▸ WHAT THE TASK REQUIRES
Scan the records below for the word "Actual" and give only the number of lines that hold it.

▸ ENTRIES SHOWN
((
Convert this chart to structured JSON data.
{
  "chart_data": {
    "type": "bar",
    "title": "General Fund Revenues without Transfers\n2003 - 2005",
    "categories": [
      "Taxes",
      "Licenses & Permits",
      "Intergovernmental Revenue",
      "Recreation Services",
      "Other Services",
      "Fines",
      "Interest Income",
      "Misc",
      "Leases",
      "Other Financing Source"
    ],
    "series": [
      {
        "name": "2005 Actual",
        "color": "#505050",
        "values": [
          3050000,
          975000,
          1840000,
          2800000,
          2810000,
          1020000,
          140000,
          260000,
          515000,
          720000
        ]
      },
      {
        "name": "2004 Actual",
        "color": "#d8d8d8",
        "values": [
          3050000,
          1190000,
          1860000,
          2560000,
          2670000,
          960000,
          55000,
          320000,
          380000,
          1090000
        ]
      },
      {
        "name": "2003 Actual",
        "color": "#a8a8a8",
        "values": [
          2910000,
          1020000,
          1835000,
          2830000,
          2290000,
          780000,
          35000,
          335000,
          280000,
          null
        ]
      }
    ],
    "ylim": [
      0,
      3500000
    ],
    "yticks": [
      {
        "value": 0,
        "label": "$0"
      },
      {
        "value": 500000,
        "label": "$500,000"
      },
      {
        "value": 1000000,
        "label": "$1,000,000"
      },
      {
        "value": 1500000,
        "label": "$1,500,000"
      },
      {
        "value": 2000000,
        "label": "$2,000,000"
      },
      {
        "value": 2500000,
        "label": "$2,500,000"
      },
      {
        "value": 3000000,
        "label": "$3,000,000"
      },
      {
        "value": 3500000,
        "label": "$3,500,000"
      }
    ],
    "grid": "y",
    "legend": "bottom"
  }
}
))
((
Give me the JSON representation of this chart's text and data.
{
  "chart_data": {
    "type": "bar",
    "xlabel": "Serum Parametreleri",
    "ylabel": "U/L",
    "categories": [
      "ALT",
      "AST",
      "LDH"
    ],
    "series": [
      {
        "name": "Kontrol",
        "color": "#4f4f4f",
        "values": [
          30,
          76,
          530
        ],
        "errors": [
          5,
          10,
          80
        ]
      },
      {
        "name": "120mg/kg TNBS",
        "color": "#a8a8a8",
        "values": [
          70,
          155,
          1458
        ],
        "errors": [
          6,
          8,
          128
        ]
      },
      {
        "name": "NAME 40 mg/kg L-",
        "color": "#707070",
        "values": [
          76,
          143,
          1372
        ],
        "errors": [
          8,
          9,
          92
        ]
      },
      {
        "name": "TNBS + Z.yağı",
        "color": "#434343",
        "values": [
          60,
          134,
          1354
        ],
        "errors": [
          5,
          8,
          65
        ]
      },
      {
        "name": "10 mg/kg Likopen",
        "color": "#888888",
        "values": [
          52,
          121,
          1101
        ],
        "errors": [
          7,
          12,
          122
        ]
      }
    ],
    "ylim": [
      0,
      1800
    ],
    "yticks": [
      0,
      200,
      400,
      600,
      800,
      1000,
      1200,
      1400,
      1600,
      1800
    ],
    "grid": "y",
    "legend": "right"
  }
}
))
((
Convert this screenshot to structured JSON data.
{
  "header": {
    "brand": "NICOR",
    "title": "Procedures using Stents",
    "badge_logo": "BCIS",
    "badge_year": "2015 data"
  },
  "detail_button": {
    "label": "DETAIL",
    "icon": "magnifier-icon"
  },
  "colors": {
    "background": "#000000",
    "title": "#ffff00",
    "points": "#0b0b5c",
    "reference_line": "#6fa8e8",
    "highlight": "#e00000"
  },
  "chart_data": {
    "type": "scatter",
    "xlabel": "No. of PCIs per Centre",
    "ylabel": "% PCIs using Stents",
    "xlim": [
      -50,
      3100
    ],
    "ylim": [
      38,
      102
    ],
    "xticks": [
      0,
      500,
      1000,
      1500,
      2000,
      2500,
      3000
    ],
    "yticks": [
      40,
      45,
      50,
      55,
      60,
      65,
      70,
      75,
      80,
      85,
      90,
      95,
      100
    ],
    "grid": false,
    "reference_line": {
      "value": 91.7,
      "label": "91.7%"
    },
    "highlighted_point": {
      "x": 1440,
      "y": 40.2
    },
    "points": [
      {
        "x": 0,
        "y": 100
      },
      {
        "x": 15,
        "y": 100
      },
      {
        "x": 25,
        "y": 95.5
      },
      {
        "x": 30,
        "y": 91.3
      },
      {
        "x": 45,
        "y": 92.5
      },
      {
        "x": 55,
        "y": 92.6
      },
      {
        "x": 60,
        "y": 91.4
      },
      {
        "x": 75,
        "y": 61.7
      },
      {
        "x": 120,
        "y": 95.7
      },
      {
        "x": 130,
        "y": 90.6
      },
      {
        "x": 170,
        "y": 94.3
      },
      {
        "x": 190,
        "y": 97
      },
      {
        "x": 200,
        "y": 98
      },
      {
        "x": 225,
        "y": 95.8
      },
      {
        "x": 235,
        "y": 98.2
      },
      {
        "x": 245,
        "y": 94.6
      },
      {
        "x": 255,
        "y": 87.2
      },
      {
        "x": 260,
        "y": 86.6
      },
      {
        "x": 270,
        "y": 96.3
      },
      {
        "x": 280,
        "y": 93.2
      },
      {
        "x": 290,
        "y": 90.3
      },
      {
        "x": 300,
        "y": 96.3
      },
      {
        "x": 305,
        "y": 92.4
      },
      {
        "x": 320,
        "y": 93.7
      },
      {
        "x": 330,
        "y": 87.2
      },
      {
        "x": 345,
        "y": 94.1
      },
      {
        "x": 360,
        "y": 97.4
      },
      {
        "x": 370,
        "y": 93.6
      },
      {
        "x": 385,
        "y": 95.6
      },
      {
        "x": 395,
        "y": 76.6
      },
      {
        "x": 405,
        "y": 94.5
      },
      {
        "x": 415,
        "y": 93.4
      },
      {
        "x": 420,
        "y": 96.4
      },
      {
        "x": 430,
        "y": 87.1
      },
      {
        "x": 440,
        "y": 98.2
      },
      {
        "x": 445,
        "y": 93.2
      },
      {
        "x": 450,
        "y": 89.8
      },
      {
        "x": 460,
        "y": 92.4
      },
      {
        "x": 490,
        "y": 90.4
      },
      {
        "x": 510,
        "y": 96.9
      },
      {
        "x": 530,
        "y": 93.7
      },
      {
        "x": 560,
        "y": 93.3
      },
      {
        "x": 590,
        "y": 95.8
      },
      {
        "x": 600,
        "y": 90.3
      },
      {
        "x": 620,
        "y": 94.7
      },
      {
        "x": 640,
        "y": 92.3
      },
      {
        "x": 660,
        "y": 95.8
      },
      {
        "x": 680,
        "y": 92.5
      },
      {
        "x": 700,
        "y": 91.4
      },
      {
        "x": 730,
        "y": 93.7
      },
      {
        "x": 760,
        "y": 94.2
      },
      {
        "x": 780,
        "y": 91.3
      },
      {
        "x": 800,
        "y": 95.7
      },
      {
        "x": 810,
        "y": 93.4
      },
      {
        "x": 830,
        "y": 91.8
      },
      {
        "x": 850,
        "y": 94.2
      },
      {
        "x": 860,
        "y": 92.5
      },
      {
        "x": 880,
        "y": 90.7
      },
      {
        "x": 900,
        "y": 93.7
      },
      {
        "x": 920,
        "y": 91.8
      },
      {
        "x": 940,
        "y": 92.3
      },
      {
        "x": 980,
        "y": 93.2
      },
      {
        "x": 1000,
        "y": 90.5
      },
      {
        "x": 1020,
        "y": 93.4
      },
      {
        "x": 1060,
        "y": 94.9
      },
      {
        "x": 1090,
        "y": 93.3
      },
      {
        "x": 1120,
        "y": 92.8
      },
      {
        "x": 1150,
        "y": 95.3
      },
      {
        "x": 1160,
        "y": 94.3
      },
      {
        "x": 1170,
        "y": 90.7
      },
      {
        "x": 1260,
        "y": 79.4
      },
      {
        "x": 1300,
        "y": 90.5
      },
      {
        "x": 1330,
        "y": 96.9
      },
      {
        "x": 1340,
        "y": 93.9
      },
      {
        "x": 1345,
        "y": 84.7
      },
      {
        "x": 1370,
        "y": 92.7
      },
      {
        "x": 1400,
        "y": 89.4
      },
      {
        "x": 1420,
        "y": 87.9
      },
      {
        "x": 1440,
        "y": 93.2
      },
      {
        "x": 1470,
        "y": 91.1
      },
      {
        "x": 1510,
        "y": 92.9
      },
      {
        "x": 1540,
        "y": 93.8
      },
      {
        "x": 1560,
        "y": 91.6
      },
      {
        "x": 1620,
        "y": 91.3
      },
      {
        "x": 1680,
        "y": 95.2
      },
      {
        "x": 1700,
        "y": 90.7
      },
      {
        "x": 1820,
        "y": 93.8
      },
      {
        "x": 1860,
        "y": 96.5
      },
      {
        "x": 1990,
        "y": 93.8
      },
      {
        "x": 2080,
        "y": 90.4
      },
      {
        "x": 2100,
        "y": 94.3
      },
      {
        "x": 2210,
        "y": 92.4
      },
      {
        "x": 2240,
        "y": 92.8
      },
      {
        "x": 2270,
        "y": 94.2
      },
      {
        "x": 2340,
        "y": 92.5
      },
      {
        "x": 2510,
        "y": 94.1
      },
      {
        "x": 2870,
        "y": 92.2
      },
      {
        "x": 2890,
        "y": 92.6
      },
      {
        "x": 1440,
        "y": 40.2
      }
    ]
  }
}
))
▸ PROBLEM SOLUTION
3